WORK TO BE COMPLETED: List all the lines in these records that hold "standing".

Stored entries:
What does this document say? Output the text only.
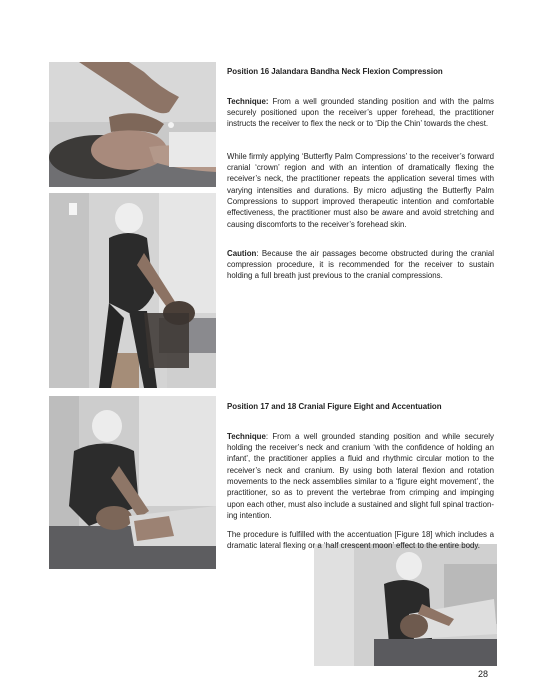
Position 16 Jalandara Bandha Neck Flexion Compression

Technique: From a well grounded standing position and with the palms securely positioned upon the receiver’s upper forehead, the practitioner instructs the receiver to flex the neck or to ‘Dip the Chin’ towards the chest.

While firmly applying ‘Butterfly Palm Compressions’ to the receiver’s forward cranial ‘crown’ region and with an intention of dramatically flexing the receiver’s neck, the practitioner repeats the application several times with varying intensities and durations. By micro adjusting the Butterfly Palm Compressions to support improved therapeutic intention and comfortable effectiveness, the practitioner must also be aware and avoid stretching and causing discomforts to the receiver’s forehead skin.

Caution: Because the air passages become obstructed during the cranial compression procedure, it is recommended for the receiver to sustain holding a full breath just previous to the cranial compressions.

Position 17 and 18 Cranial Figure Eight and Accentuation

Technique: From a well grounded standing position and while securely holding the receiver’s neck and cranium ‘with the confidence of holding an infant’, the practitioner applies a fluid and rhythmic circular motion to the receiver’s neck and cranium. By using both lateral flexion and rotation movements to the neck assemblies similar to a ‘figure eight movement’, the practitioner, so as to prevent the vertebrae from crimping and impinging upon each other, must also include a sustained and slight full spinal traction-ing intention.

The procedure is fulfilled with the accentuation [Figure 18] which includes a dramatic lateral flexing or a ‘half crescent moon’ effect to the entire body.

28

TASK OUTPUT:
Technique: From a well grounded standing position and with the palms securely positioned upon the receiver’s upper forehead, the practitioner instructs the receiver to flex the neck or to ‘Dip the Chin’ towards the chest.
Technique: From a well grounded standing position and while securely holding the receiver’s neck and cranium ‘with the confidence of holding an infant’, the practitioner applies a fluid and rhythmic circular motion to the receiver’s neck and cranium. By using both lateral flexion and rotation movements to the neck assemblies similar to a ‘figure eight movement’, the practitioner, so as to prevent the vertebrae from crimping and impinging upon each other, must also include a sustained and slight full spinal traction-ing intention.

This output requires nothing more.